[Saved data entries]

>> Begin

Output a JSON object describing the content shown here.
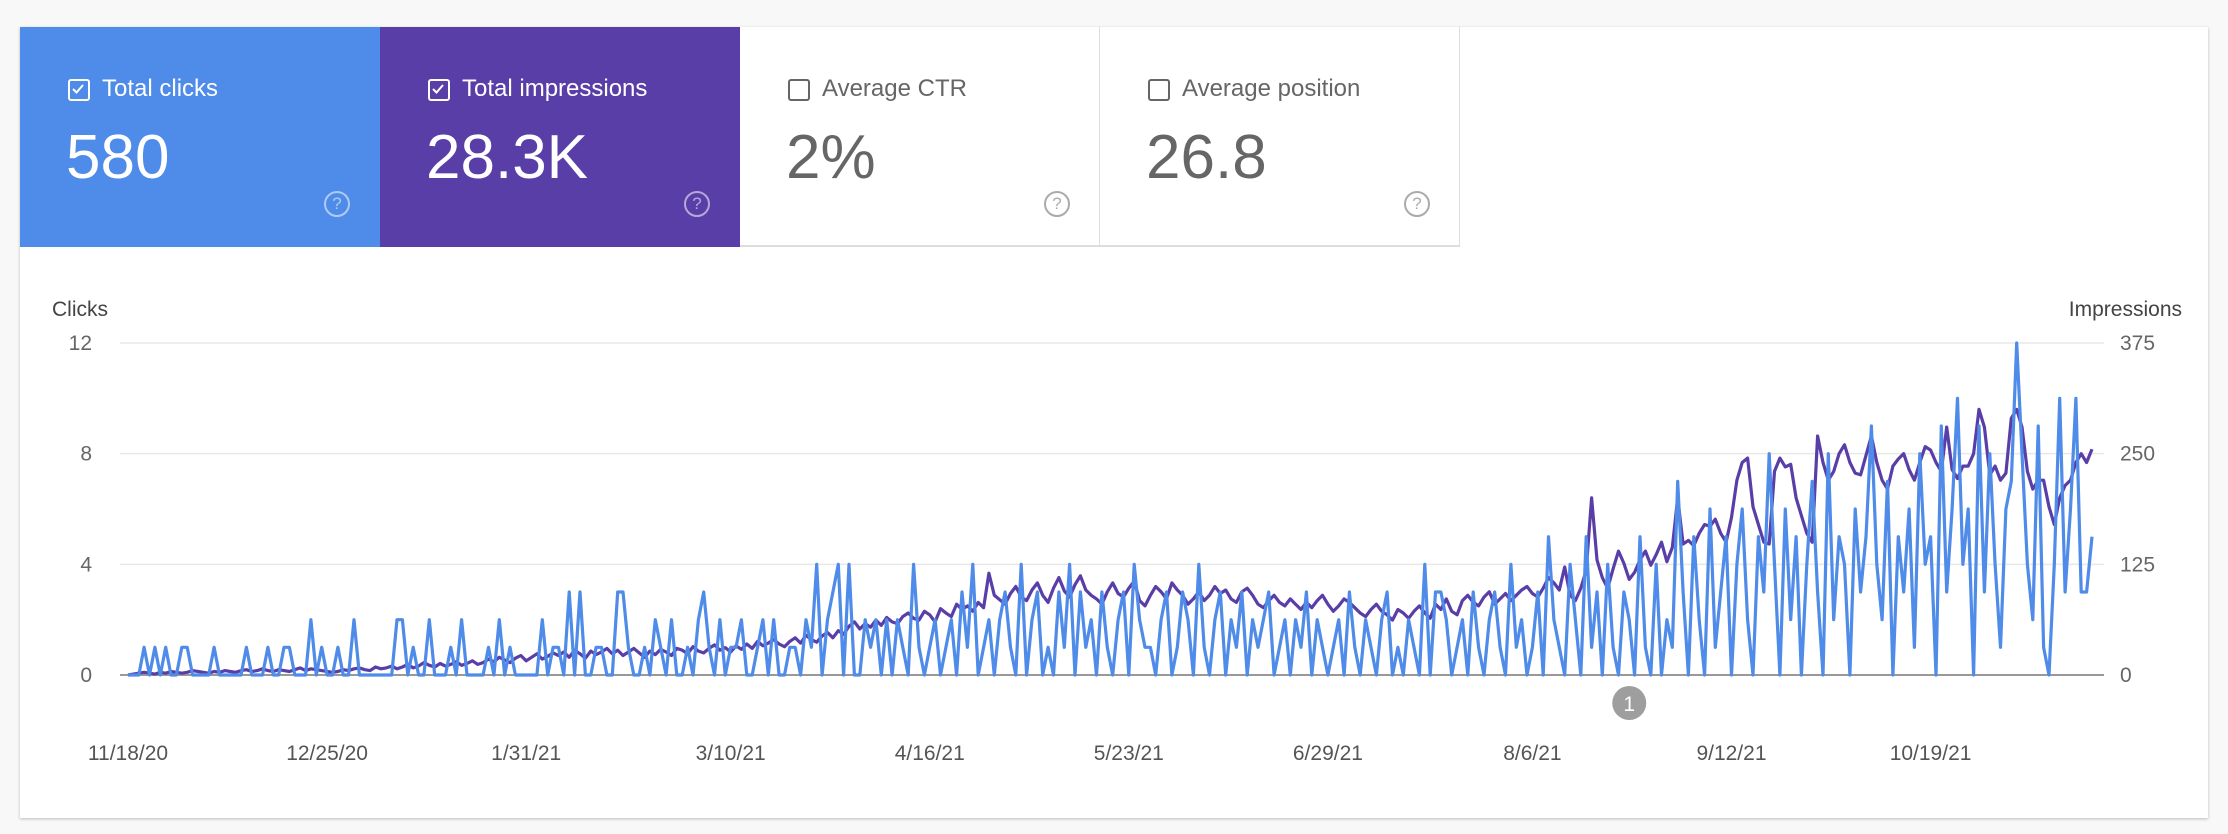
{
  "metrics": [
    {
      "label": "Total clicks",
      "value": "580",
      "checked": true,
      "color": "#4f8be8"
    },
    {
      "label": "Total impressions",
      "value": "28.3K",
      "checked": true,
      "color": "#5a3ea8"
    },
    {
      "label": "Average CTR",
      "value": "2%",
      "checked": false
    },
    {
      "label": "Average position",
      "value": "26.8",
      "checked": false
    }
  ],
  "help_icon": "?",
  "chart_data": {
    "type": "line",
    "start_date": "11/18/20",
    "end_date": "11/18/21",
    "left_axis": {
      "label": "Clicks",
      "ticks": [
        "0",
        "4",
        "8",
        "12"
      ],
      "ylim": [
        0,
        12
      ]
    },
    "right_axis": {
      "label": "Impressions",
      "ticks": [
        "0",
        "125",
        "250",
        "375"
      ],
      "ylim": [
        0,
        375
      ]
    },
    "x_ticks": [
      "11/18/20",
      "12/25/20",
      "1/31/21",
      "3/10/21",
      "4/16/21",
      "5/23/21",
      "6/29/21",
      "8/6/21",
      "9/12/21",
      "10/19/21"
    ],
    "grid": true,
    "annotations": [
      {
        "label": "1",
        "date": "8/24/21"
      }
    ],
    "series": [
      {
        "name": "Clicks",
        "axis": "left",
        "color": "#4f8be8",
        "values": [
          0,
          0,
          0,
          1,
          0,
          1,
          0,
          1,
          0,
          0,
          1,
          1,
          0,
          0,
          0,
          0,
          1,
          0,
          0,
          0,
          0,
          0,
          1,
          0,
          0,
          0,
          1,
          0,
          0,
          1,
          1,
          0,
          0,
          0,
          2,
          0,
          1,
          0,
          0,
          1,
          0,
          0,
          2,
          0,
          0,
          0,
          0,
          0,
          0,
          0,
          2,
          2,
          0,
          1,
          0,
          0,
          2,
          0,
          0,
          0,
          1,
          0,
          2,
          0,
          0,
          0,
          0,
          1,
          0,
          2,
          0,
          1,
          0,
          0,
          0,
          0,
          0,
          2,
          0,
          1,
          1,
          0,
          3,
          0,
          3,
          0,
          0,
          1,
          1,
          0,
          0,
          3,
          3,
          1,
          0,
          0,
          1,
          0,
          2,
          1,
          0,
          2,
          0,
          0,
          1,
          0,
          2,
          3,
          1,
          0,
          2,
          0,
          1,
          1,
          2,
          0,
          0,
          1,
          2,
          0,
          2,
          0,
          0,
          1,
          1,
          0,
          2,
          1,
          4,
          0,
          2,
          3,
          4,
          0,
          4,
          0,
          0,
          2,
          1,
          2,
          0,
          2,
          0,
          2,
          1,
          0,
          4,
          1,
          0,
          1,
          2,
          0,
          1,
          2,
          0,
          3,
          1,
          4,
          0,
          1,
          2,
          0,
          2,
          3,
          1,
          0,
          4,
          0,
          2,
          3,
          0,
          1,
          0,
          3,
          1,
          4,
          0,
          3,
          1,
          2,
          0,
          3,
          1,
          0,
          2,
          3,
          0,
          4,
          2,
          1,
          1,
          0,
          2,
          3,
          0,
          1,
          3,
          2,
          0,
          4,
          1,
          0,
          2,
          3,
          0,
          2,
          1,
          3,
          0,
          2,
          1,
          2,
          3,
          0,
          1,
          2,
          0,
          2,
          1,
          3,
          0,
          2,
          1,
          0,
          1,
          2,
          0,
          3,
          1,
          0,
          2,
          1,
          0,
          2,
          3,
          0,
          1,
          0,
          2,
          1,
          0,
          4,
          0,
          3,
          3,
          2,
          0,
          1,
          2,
          0,
          3,
          1,
          0,
          2,
          3,
          1,
          0,
          4,
          1,
          2,
          0,
          1,
          3,
          0,
          5,
          2,
          1,
          0,
          4,
          2,
          0,
          5,
          1,
          3,
          0,
          4,
          1,
          0,
          3,
          2,
          0,
          5,
          1,
          0,
          4,
          0,
          2,
          1,
          7,
          3,
          0,
          5,
          2,
          0,
          6,
          1,
          3,
          5,
          0,
          4,
          6,
          2,
          0,
          5,
          3,
          8,
          4,
          0,
          6,
          2,
          5,
          0,
          4,
          7,
          3,
          0,
          8,
          2,
          5,
          4,
          0,
          6,
          3,
          5,
          9,
          4,
          2,
          7,
          0,
          5,
          3,
          6,
          1,
          8,
          4,
          5,
          0,
          9,
          3,
          6,
          10,
          4,
          6,
          0,
          9,
          3,
          8,
          4,
          1,
          6,
          7,
          12,
          8,
          4,
          2,
          9,
          1,
          0,
          4,
          10,
          3,
          6,
          10,
          3,
          3,
          5
        ]
      },
      {
        "name": "Impressions",
        "axis": "right",
        "color": "#5a3ea8",
        "values": [
          0,
          1,
          2,
          3,
          2,
          1,
          3,
          2,
          4,
          3,
          2,
          3,
          5,
          4,
          3,
          2,
          4,
          3,
          5,
          4,
          3,
          5,
          6,
          4,
          5,
          7,
          5,
          4,
          6,
          5,
          4,
          6,
          8,
          5,
          7,
          6,
          5,
          4,
          3,
          4,
          6,
          5,
          7,
          8,
          6,
          5,
          9,
          7,
          8,
          10,
          7,
          9,
          12,
          8,
          10,
          14,
          11,
          9,
          13,
          10,
          12,
          15,
          11,
          13,
          16,
          12,
          14,
          18,
          15,
          20,
          17,
          14,
          19,
          22,
          16,
          20,
          24,
          18,
          21,
          25,
          22,
          26,
          20,
          28,
          24,
          19,
          27,
          23,
          26,
          30,
          24,
          28,
          22,
          26,
          30,
          25,
          20,
          27,
          23,
          29,
          26,
          22,
          30,
          28,
          24,
          32,
          27,
          25,
          30,
          34,
          28,
          31,
          26,
          33,
          29,
          35,
          30,
          38,
          33,
          36,
          40,
          35,
          32,
          38,
          42,
          36,
          45,
          40,
          37,
          44,
          48,
          42,
          50,
          46,
          55,
          60,
          52,
          58,
          54,
          62,
          56,
          65,
          60,
          58,
          66,
          70,
          64,
          62,
          72,
          68,
          60,
          75,
          70,
          66,
          80,
          74,
          78,
          72,
          82,
          76,
          115,
          90,
          85,
          80,
          92,
          100,
          88,
          84,
          96,
          104,
          90,
          82,
          98,
          110,
          95,
          88,
          102,
          112,
          96,
          90,
          86,
          80,
          94,
          104,
          92,
          88,
          98,
          106,
          84,
          78,
          90,
          100,
          94,
          86,
          104,
          96,
          90,
          80,
          86,
          94,
          84,
          90,
          100,
          92,
          96,
          86,
          82,
          94,
          98,
          90,
          80,
          76,
          84,
          90,
          82,
          78,
          86,
          80,
          74,
          82,
          76,
          84,
          90,
          80,
          72,
          78,
          86,
          82,
          76,
          70,
          66,
          74,
          80,
          72,
          68,
          62,
          74,
          70,
          64,
          72,
          78,
          70,
          64,
          80,
          74,
          86,
          72,
          68,
          84,
          90,
          82,
          78,
          88,
          94,
          80,
          86,
          92,
          84,
          90,
          96,
          100,
          92,
          88,
          98,
          110,
          104,
          96,
          122,
          90,
          84,
          98,
          118,
          200,
          130,
          110,
          98,
          120,
          140,
          126,
          108,
          116,
          130,
          140,
          124,
          136,
          150,
          128,
          144,
          200,
          148,
          152,
          146,
          160,
          170,
          168,
          176,
          160,
          150,
          178,
          220,
          240,
          245,
          190,
          170,
          150,
          148,
          230,
          245,
          235,
          238,
          200,
          180,
          160,
          150,
          270,
          240,
          220,
          230,
          250,
          260,
          240,
          228,
          226,
          248,
          270,
          240,
          220,
          210,
          236,
          244,
          250,
          232,
          220,
          240,
          258,
          254,
          240,
          230,
          280,
          232,
          222,
          236,
          236,
          250,
          300,
          280,
          226,
          236,
          220,
          228,
          290,
          300,
          280,
          230,
          210,
          220,
          220,
          190,
          170,
          200,
          214,
          220,
          240,
          250,
          240,
          255
        ]
      }
    ]
  }
}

>> End

[Stated problem]
In the records above, how many lines contain the word "Total"? Give the number alone.

[Output for this task]
2